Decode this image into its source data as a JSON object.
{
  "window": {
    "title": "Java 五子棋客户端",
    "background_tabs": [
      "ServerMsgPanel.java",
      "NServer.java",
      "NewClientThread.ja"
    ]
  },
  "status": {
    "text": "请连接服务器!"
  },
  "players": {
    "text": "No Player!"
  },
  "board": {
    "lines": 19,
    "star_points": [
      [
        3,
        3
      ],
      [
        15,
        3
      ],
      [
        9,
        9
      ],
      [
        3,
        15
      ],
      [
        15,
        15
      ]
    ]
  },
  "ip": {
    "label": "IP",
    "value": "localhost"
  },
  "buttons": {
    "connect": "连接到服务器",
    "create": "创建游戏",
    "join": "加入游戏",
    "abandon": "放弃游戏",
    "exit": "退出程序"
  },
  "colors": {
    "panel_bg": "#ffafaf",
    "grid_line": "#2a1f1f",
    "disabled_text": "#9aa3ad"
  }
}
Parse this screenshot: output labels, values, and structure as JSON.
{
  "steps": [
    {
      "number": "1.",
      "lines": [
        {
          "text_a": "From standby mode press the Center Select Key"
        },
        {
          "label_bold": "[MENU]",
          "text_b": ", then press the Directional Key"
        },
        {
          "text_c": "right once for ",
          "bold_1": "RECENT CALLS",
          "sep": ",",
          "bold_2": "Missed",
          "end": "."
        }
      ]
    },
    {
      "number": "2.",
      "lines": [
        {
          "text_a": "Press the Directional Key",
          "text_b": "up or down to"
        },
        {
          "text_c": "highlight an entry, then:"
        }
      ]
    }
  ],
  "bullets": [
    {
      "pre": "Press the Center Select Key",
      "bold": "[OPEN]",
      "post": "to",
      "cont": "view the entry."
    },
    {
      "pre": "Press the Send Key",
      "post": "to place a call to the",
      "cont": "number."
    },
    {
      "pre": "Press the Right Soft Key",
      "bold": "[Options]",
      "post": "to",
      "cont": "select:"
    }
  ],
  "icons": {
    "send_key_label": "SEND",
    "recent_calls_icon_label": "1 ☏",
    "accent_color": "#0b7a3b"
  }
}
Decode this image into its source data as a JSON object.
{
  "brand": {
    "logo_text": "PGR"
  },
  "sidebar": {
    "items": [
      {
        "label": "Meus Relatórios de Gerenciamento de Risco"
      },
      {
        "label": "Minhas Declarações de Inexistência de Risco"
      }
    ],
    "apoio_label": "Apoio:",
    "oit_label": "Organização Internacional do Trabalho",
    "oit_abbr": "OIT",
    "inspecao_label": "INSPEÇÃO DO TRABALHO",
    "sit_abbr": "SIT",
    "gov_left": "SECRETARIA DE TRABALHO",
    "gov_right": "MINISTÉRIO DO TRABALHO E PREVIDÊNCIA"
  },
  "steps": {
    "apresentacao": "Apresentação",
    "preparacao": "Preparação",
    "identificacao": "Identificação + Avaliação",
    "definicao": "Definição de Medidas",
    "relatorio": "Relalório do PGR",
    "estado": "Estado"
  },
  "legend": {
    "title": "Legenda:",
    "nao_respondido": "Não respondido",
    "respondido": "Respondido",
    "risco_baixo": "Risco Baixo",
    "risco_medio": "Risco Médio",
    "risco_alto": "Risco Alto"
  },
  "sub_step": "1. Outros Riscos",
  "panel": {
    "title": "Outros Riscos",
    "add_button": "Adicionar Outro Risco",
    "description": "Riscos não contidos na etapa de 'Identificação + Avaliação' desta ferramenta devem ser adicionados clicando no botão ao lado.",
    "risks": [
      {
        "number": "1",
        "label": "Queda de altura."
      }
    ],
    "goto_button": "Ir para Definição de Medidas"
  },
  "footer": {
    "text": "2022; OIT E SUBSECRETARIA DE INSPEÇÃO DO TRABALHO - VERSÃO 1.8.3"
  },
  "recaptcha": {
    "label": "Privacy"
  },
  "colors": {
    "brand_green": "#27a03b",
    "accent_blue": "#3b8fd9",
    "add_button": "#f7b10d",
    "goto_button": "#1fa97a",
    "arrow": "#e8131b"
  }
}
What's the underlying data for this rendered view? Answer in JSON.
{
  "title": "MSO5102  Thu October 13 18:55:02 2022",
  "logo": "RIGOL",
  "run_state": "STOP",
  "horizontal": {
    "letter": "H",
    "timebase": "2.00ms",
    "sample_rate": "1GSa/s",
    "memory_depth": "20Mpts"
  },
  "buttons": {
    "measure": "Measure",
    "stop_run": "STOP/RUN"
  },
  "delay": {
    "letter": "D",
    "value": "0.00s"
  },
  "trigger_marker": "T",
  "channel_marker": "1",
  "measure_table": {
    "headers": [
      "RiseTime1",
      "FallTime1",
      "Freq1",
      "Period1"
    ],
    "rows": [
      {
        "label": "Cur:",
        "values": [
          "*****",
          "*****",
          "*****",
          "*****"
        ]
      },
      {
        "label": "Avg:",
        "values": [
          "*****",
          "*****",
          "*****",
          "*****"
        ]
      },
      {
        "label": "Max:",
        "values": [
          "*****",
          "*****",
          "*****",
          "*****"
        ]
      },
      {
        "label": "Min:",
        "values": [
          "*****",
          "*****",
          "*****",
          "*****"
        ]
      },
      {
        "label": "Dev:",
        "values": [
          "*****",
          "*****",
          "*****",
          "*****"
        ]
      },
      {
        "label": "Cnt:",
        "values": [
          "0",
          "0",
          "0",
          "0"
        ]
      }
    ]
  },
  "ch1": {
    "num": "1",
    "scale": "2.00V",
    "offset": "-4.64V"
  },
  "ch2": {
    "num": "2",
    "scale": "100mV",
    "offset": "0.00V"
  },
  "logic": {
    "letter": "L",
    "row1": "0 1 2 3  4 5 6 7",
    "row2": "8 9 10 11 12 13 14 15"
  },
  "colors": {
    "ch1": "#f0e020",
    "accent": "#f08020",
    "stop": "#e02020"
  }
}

- [What you should do]: Exactly how many lines of the material contain the word "Riscos"? Write the number alone.

- [Result of the exercise]: 3